**SOURCE MATERIAL:**
####################

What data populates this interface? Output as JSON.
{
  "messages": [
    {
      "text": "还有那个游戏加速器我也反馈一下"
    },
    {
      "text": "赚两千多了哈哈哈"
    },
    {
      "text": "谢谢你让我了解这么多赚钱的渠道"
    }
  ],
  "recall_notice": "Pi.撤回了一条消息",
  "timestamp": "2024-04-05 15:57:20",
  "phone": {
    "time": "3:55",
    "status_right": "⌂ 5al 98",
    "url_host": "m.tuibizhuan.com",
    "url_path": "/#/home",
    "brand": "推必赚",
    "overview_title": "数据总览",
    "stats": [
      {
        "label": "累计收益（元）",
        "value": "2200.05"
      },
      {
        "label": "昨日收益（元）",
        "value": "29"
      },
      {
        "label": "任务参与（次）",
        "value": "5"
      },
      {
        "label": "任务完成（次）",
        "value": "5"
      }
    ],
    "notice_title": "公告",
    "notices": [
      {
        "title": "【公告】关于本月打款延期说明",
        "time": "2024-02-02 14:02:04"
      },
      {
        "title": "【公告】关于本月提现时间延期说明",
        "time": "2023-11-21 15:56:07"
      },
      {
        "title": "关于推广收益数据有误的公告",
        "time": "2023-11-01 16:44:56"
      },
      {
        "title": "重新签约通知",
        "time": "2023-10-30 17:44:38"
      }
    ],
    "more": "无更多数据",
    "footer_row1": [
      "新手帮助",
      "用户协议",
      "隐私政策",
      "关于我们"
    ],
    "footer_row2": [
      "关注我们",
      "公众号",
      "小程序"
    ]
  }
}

####################

Every line of the data above should be copied exactly.

**TASK SOLUTION:**
What data populates this interface? Output as JSON.
{
  "messages": [
    {
      "text": "还有那个游戏加速器我也反馈一下"
    },
    {
      "text": "赚两千多了哈哈哈"
    },
    {
      "text": "谢谢你让我了解这么多赚钱的渠道"
    }
  ],
  "recall_notice": "Pi.撤回了一条消息",
  "timestamp": "2024-04-05 15:57:20",
  "phone": {
    "time": "3:55",
    "status_right": "⌂ 5al 98",
    "url_host": "m.tuibizhuan.com",
    "url_path": "/#/home",
    "brand": "推必赚",
    "overview_title": "数据总览",
    "stats": [
      {
        "label": "累计收益（元）",
        "value": "2200.05"
      },
      {
        "label": "昨日收益（元）",
        "value": "29"
      },
      {
        "label": "任务参与（次）",
        "value": "5"
      },
      {
        "label": "任务完成（次）",
        "value": "5"
      }
    ],
    "notice_title": "公告",
    "notices": [
      {
        "title": "【公告】关于本月打款延期说明",
        "time": "2024-02-02 14:02:04"
      },
      {
        "title": "【公告】关于本月提现时间延期说明",
        "time": "2023-11-21 15:56:07"
      },
      {
        "title": "关于推广收益数据有误的公告",
        "time": "2023-11-01 16:44:56"
      },
      {
        "title": "重新签约通知",
        "time": "2023-10-30 17:44:38"
      }
    ],
    "more": "无更多数据",
    "footer_row1": [
      "新手帮助",
      "用户协议",
      "隐私政策",
      "关于我们"
    ],
    "footer_row2": [
      "关注我们",
      "公众号",
      "小程序"
    ]
  }
}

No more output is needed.